# [REQUEST]
Select each line where the word "dawnej" appears.

-- begin SUPPLIED MATERIAL --

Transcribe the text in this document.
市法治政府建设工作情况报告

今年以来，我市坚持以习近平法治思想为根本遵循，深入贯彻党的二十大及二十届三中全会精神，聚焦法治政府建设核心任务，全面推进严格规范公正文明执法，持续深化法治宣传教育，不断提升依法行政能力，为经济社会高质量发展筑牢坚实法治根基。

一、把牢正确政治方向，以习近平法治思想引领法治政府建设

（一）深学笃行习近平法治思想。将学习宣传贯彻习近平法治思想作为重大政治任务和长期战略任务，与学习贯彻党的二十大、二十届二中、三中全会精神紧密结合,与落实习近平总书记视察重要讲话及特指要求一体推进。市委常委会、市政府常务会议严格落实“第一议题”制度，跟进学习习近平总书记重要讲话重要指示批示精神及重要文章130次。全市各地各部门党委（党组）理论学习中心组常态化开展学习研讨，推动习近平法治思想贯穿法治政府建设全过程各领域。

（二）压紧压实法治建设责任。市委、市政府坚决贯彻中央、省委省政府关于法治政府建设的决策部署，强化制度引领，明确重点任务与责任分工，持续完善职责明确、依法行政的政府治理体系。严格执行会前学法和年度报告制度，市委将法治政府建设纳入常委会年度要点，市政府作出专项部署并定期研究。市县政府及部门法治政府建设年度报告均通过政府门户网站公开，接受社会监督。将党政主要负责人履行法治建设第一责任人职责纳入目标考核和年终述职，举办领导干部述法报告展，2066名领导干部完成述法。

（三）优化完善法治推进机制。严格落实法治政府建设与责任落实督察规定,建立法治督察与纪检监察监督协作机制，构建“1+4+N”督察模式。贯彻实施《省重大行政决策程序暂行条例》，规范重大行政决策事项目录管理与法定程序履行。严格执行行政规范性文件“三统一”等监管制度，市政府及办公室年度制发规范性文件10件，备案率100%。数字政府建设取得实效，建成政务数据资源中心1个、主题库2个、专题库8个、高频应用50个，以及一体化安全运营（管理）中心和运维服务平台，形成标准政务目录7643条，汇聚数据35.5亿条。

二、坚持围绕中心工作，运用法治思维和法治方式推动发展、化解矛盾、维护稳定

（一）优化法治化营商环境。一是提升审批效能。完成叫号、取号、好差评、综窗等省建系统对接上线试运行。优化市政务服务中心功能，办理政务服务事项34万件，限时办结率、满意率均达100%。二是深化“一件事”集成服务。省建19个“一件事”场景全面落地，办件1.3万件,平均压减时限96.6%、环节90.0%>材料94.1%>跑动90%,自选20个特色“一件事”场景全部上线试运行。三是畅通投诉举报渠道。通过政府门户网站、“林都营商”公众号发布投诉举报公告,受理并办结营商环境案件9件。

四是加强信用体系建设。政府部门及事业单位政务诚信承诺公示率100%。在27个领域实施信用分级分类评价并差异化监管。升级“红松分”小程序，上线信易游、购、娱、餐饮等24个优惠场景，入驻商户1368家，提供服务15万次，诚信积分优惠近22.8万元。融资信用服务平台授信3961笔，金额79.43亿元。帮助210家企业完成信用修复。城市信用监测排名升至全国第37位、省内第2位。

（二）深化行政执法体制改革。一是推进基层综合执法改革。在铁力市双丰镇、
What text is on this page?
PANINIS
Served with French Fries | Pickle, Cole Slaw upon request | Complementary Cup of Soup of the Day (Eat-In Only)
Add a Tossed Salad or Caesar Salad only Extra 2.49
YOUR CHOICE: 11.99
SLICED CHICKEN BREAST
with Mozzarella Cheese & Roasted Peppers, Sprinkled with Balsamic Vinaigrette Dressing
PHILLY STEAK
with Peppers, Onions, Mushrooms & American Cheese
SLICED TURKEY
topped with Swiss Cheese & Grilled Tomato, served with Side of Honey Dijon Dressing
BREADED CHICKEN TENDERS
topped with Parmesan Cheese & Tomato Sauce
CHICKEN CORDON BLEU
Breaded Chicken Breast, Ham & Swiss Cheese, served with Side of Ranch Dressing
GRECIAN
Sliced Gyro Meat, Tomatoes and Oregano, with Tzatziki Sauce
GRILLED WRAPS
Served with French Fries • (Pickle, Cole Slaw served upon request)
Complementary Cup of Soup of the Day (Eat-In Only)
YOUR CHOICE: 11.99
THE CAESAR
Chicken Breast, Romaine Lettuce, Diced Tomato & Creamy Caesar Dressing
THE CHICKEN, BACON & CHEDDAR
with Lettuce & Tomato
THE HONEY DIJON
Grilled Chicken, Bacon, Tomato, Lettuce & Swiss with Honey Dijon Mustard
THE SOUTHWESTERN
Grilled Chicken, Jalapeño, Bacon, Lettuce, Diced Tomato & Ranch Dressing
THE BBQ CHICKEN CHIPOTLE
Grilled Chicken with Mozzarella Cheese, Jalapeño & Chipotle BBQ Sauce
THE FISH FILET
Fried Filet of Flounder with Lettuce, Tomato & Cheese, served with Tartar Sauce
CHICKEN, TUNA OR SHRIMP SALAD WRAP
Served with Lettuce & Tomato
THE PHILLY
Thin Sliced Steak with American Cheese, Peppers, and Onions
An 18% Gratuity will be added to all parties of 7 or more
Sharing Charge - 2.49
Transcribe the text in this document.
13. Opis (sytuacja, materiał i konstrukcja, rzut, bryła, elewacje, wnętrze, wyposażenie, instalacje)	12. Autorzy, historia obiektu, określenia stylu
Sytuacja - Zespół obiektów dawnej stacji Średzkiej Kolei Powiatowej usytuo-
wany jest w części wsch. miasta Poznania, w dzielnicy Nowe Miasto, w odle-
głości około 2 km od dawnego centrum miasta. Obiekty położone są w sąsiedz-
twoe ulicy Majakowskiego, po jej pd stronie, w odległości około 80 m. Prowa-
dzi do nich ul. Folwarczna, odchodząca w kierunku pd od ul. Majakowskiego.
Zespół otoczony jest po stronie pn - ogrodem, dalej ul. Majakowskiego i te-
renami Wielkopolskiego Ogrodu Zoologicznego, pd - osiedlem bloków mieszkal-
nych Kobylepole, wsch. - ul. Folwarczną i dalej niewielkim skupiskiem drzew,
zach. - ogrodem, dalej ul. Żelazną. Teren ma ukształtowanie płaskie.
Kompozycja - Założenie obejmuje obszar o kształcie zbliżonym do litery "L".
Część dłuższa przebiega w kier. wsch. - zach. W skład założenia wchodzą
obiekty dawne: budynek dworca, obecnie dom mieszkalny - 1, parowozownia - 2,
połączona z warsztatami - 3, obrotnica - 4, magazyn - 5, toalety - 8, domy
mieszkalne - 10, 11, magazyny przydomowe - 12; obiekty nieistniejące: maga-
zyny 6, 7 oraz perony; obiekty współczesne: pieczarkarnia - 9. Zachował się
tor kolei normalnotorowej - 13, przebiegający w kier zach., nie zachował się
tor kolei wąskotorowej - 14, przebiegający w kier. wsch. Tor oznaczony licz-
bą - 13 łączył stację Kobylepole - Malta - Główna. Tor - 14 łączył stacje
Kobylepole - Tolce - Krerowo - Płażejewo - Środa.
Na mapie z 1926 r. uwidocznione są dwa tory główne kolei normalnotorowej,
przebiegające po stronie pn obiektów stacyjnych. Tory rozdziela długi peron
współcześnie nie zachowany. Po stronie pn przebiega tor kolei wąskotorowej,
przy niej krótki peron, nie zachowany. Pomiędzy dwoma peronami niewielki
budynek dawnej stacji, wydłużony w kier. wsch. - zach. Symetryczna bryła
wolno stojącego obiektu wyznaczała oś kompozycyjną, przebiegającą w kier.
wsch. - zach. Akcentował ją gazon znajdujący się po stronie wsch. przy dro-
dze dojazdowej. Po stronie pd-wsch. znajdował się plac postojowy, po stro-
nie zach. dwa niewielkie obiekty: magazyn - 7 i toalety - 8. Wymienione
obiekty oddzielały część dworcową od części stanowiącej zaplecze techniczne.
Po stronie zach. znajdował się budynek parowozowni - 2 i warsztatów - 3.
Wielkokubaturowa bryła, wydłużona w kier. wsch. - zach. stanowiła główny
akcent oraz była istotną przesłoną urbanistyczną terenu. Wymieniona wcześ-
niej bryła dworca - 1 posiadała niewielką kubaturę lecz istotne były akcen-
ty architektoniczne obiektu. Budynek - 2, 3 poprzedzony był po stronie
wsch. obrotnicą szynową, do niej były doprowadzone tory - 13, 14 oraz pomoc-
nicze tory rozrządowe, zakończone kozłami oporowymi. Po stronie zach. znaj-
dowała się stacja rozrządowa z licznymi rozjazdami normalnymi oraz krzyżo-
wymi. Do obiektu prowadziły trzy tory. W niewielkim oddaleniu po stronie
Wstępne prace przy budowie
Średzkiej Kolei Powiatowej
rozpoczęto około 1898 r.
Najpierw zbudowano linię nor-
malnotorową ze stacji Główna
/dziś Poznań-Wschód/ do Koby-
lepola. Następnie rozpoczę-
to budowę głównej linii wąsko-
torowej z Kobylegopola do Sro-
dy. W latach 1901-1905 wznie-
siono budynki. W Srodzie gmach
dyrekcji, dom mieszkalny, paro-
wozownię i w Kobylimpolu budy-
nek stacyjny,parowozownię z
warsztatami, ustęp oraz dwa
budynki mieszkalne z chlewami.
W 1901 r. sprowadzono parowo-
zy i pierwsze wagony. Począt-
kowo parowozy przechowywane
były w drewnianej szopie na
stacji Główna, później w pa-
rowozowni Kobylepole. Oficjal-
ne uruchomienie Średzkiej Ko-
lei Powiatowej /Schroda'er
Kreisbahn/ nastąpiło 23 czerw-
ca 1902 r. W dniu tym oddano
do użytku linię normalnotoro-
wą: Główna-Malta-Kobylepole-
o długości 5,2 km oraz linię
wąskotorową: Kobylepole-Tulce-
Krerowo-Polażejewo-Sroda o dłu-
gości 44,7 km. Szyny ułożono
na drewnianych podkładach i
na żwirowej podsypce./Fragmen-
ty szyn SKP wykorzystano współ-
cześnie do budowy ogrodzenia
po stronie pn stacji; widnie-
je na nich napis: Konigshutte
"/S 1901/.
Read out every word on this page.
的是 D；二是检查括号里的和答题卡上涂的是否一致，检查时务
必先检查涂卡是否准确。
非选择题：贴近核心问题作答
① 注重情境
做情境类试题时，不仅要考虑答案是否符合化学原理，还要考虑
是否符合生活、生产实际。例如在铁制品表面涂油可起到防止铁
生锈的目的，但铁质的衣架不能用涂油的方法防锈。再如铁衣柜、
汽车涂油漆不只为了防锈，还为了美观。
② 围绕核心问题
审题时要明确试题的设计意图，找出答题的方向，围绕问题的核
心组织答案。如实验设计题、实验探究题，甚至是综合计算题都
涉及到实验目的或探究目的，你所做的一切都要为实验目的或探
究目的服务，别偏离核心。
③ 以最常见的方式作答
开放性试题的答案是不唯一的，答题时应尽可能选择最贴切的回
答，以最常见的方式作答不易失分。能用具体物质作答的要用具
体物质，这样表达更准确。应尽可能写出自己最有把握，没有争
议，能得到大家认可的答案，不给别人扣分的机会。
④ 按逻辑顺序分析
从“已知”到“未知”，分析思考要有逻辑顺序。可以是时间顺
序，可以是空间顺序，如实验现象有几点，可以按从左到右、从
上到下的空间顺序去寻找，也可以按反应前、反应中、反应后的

-- end SUPPLIED MATERIAL --

# [FINISHED ANSWER]
Sytuacja - Zespół obiektów dawnej stacji Średzkiej Kolei Powiatowej usytuo-
budynek dawnej stacji, wydłużony w kier. wsch. - zach. Symetryczna bryła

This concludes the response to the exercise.